- [GIVEN TASK] Some lines in the records below may hold the word "Maps"; give the number of those lines and nothing else.

[Records excerpted from a collection]
◇ ◇ ◇ ◇

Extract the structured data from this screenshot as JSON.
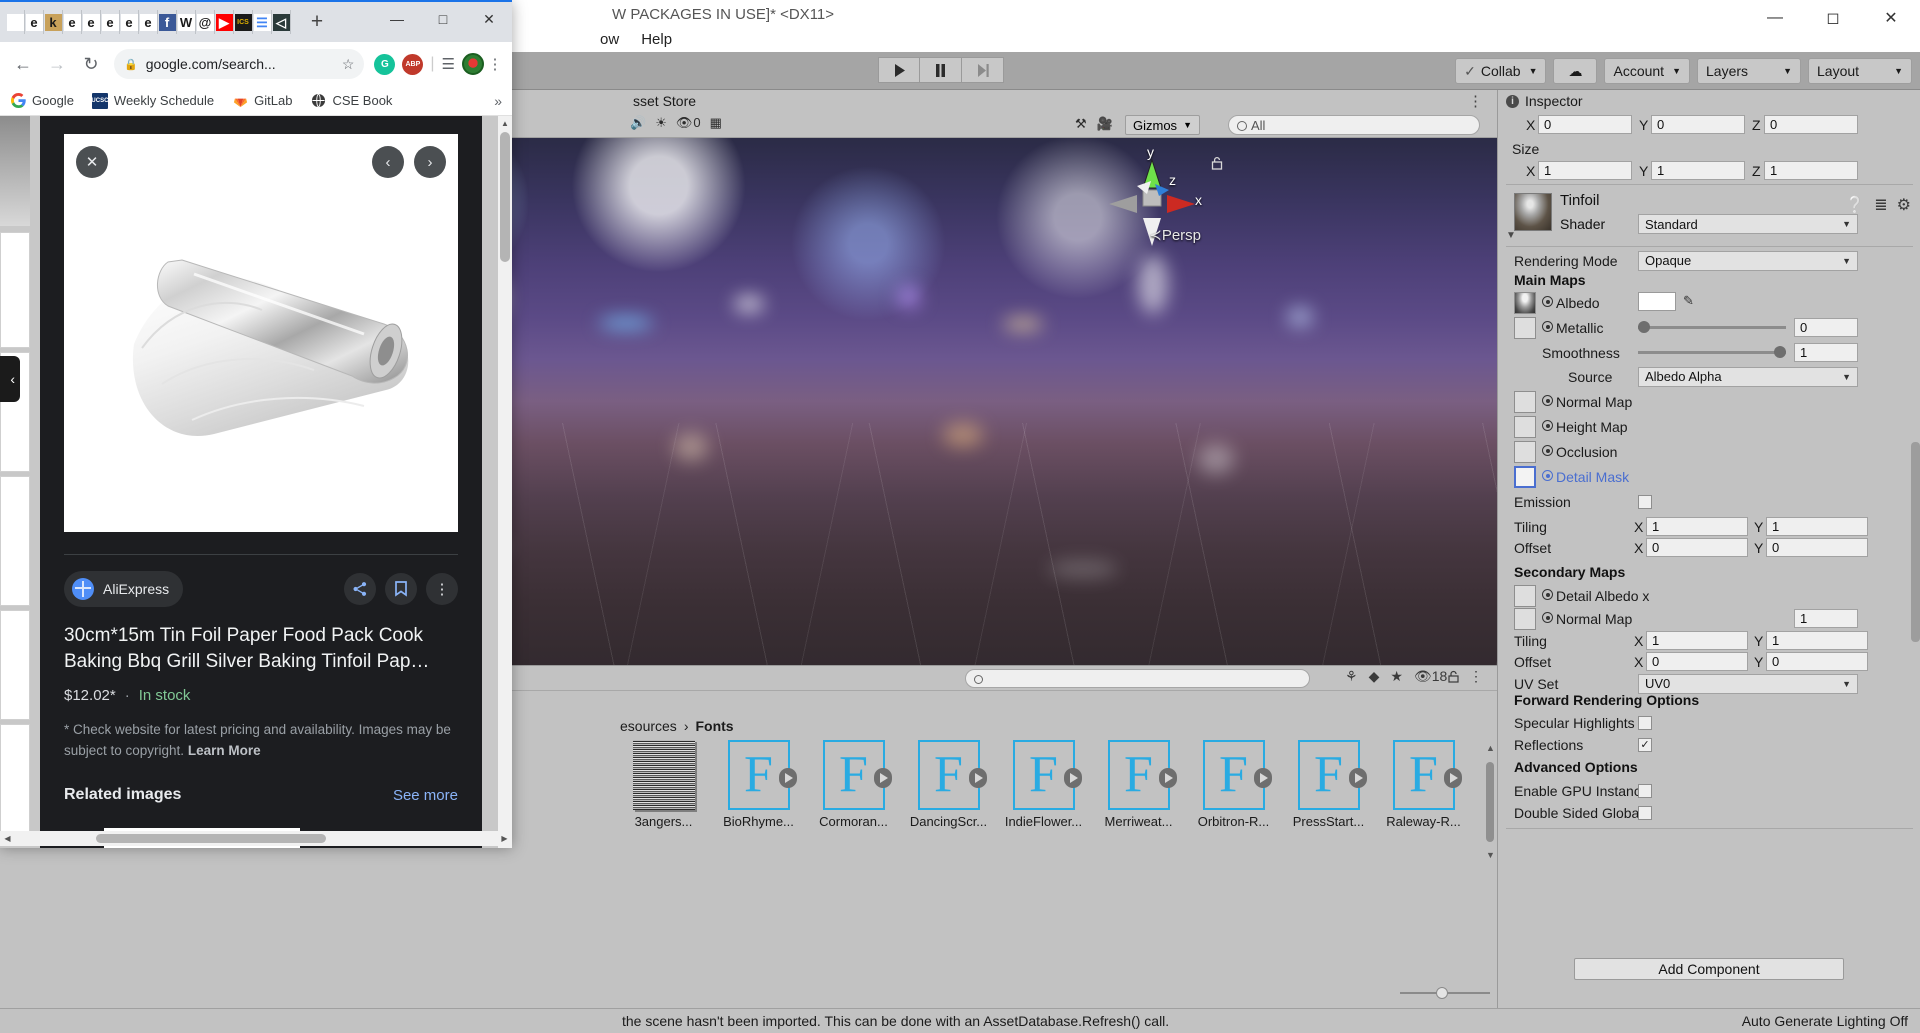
{
  "unity": {
    "window_title": "W PACKAGES IN USE]* <DX11>",
    "menu": [
      "ow",
      "Help"
    ],
    "toolbar": {
      "play": "play-icon",
      "pause": "pause-icon",
      "step": "step-icon",
      "collab": "Collab",
      "cloud": "cloud-icon",
      "account": "Account",
      "layers": "Layers",
      "layout": "Layout"
    },
    "scene_tab_label": "sset Store",
    "scene_toolbar": {
      "gizmos": "Gizmos",
      "search_placeholder": "All"
    },
    "scene_view": {
      "axis_x": "x",
      "axis_y": "y",
      "axis_z": "z",
      "projection": "Persp"
    },
    "project_browser": {
      "breadcrumb": [
        "esources",
        "Fonts"
      ],
      "visible_count": "18",
      "assets": [
        {
          "name": "3angers...",
          "icon": "noise-texture-icon"
        },
        {
          "name": "BioRhyme...",
          "icon": "font-F-icon"
        },
        {
          "name": "Cormoran...",
          "icon": "font-F-icon"
        },
        {
          "name": "DancingScr...",
          "icon": "font-F-icon"
        },
        {
          "name": "IndieFlower...",
          "icon": "font-F-icon"
        },
        {
          "name": "Merriweat...",
          "icon": "font-F-icon"
        },
        {
          "name": "Orbitron-R...",
          "icon": "font-F-icon"
        },
        {
          "name": "PressStart...",
          "icon": "font-F-icon"
        },
        {
          "name": "Raleway-R...",
          "icon": "font-F-icon"
        }
      ]
    },
    "status": {
      "message": "the scene hasn't been imported. This can be done with an AssetDatabase.Refresh() call.",
      "lighting": "Auto Generate Lighting Off"
    },
    "inspector": {
      "tab_label": "Inspector",
      "transform": {
        "position": {
          "x_label": "X",
          "x": "0",
          "y_label": "Y",
          "y": "0",
          "z_label": "Z",
          "z": "0"
        },
        "size_label": "Size",
        "size": {
          "x_label": "X",
          "x": "1",
          "y_label": "Y",
          "y": "1",
          "z_label": "Z",
          "z": "1"
        }
      },
      "material": {
        "name": "Tinfoil",
        "shader_label": "Shader",
        "shader_value": "Standard",
        "rendering_mode_label": "Rendering Mode",
        "rendering_mode_value": "Opaque",
        "main_maps_label": "Main Maps",
        "albedo_label": "Albedo",
        "metallic_label": "Metallic",
        "metallic_value": "0",
        "smoothness_label": "Smoothness",
        "smoothness_value": "1",
        "source_label": "Source",
        "source_value": "Albedo Alpha",
        "normal_map_label": "Normal Map",
        "height_map_label": "Height Map",
        "occlusion_label": "Occlusion",
        "detail_mask_label": "Detail Mask",
        "emission_label": "Emission",
        "tiling_label": "Tiling",
        "tiling": {
          "x_label": "X",
          "x": "1",
          "y_label": "Y",
          "y": "1"
        },
        "offset_label": "Offset",
        "offset": {
          "x_label": "X",
          "x": "0",
          "y_label": "Y",
          "y": "0"
        },
        "secondary_maps_label": "Secondary Maps",
        "detail_albedo_label": "Detail Albedo x",
        "secondary_normal_label": "Normal Map",
        "secondary_normal_value": "1",
        "sec_tiling_label": "Tiling",
        "sec_tiling": {
          "x_label": "X",
          "x": "1",
          "y_label": "Y",
          "y": "1"
        },
        "sec_offset_label": "Offset",
        "sec_offset": {
          "x_label": "X",
          "x": "0",
          "y_label": "Y",
          "y": "0"
        },
        "uv_set_label": "UV Set",
        "uv_set_value": "UV0",
        "forward_rendering_label": "Forward Rendering Options",
        "specular_highlights_label": "Specular Highlights",
        "reflections_label": "Reflections",
        "reflections_checked": "✓",
        "advanced_options_label": "Advanced Options",
        "gpu_instancing_label": "Enable GPU Instancin",
        "double_sided_label": "Double Sided Global"
      },
      "add_component": "Add Component",
      "accent_blue": "#4a6ed0"
    }
  },
  "chrome": {
    "tabs": [
      {
        "icon": "ᵛ",
        "label": "library-icon",
        "color": "#ffffff",
        "bg": "#ffffff"
      },
      {
        "icon": "e",
        "label": "e-icon",
        "color": "#1a1a1a",
        "bg": "#ffffff"
      },
      {
        "icon": "k",
        "label": "k-icon",
        "color": "#1a1a1a",
        "bg": "#c8a15a"
      },
      {
        "icon": "e",
        "label": "e-icon",
        "color": "#1a1a1a",
        "bg": "#ffffff"
      },
      {
        "icon": "e",
        "label": "e-icon",
        "color": "#1a1a1a",
        "bg": "#ffffff"
      },
      {
        "icon": "e",
        "label": "e-icon",
        "color": "#1a1a1a",
        "bg": "#ffffff"
      },
      {
        "icon": "e",
        "label": "e-icon",
        "color": "#1a1a1a",
        "bg": "#ffffff"
      },
      {
        "icon": "e",
        "label": "e-icon",
        "color": "#1a1a1a",
        "bg": "#ffffff"
      },
      {
        "icon": "f",
        "label": "facebook-icon",
        "color": "#ffffff",
        "bg": "#3b5998"
      },
      {
        "icon": "W",
        "label": "wikipedia-icon",
        "color": "#1a1a1a",
        "bg": "#ffffff"
      },
      {
        "icon": "@",
        "label": "mail-icon",
        "color": "#1a1a1a",
        "bg": "#ffffff"
      },
      {
        "icon": "▶",
        "label": "youtube-icon",
        "color": "#ffffff",
        "bg": "#ff0000"
      },
      {
        "icon": "ICS",
        "label": "ics-icon",
        "color": "#e0b000",
        "bg": "#1a1a1a"
      },
      {
        "icon": "☰",
        "label": "docs-icon",
        "color": "#4285f4",
        "bg": "#ffffff"
      },
      {
        "icon": "◁",
        "label": "unity-icon",
        "color": "#ffffff",
        "bg": "#2a3a3a"
      }
    ],
    "new_tab": "+",
    "window_controls": {
      "minimize": "—",
      "maximize": "□",
      "close": "✕"
    },
    "nav": {
      "back": "←",
      "forward": "→",
      "reload": "↻"
    },
    "omnibox": {
      "value": "google.com/search...",
      "lock": "🔒",
      "star": "☆"
    },
    "extensions": [
      {
        "name": "grammarly-icon",
        "glyph": "G",
        "color": "#15c39a"
      },
      {
        "name": "adblock-icon",
        "glyph": "ABP",
        "color": "#c0392b"
      }
    ],
    "reading_list_icon": "reading-list-icon",
    "profile_icon": "profile-avatar",
    "menu_icon": "⋮",
    "bookmarks": [
      {
        "label": "Google",
        "icon": "google-icon"
      },
      {
        "label": "Weekly Schedule",
        "icon": "ucsc-icon"
      },
      {
        "label": "GitLab",
        "icon": "gitlab-icon"
      },
      {
        "label": "CSE Book",
        "icon": "globe-icon"
      }
    ],
    "bookmarks_overflow": "»",
    "result_card": {
      "close_icon": "✕",
      "prev_icon": "‹",
      "next_icon": "›",
      "source": "AliExpress",
      "actions": [
        {
          "name": "share-button",
          "glyph": "share-icon"
        },
        {
          "name": "bookmark-button",
          "glyph": "bookmark-icon"
        },
        {
          "name": "more-options-button",
          "glyph": "⋮"
        }
      ],
      "title": "30cm*15m Tin Foil Paper Food Pack Cook Baking Bbq Grill Silver Baking Tinfoil Pap…",
      "price": "$12.02*",
      "separator": "·",
      "stock": "In stock",
      "disclaimer_text": "* Check website for latest pricing and availability. Images may be subject to copyright. ",
      "learn_more": "Learn More",
      "related_title": "Related images",
      "see_more": "See more"
    }
  }
}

◇ ◇ ◇ ◇

- [SOLUTION FOR THIS TASK] 2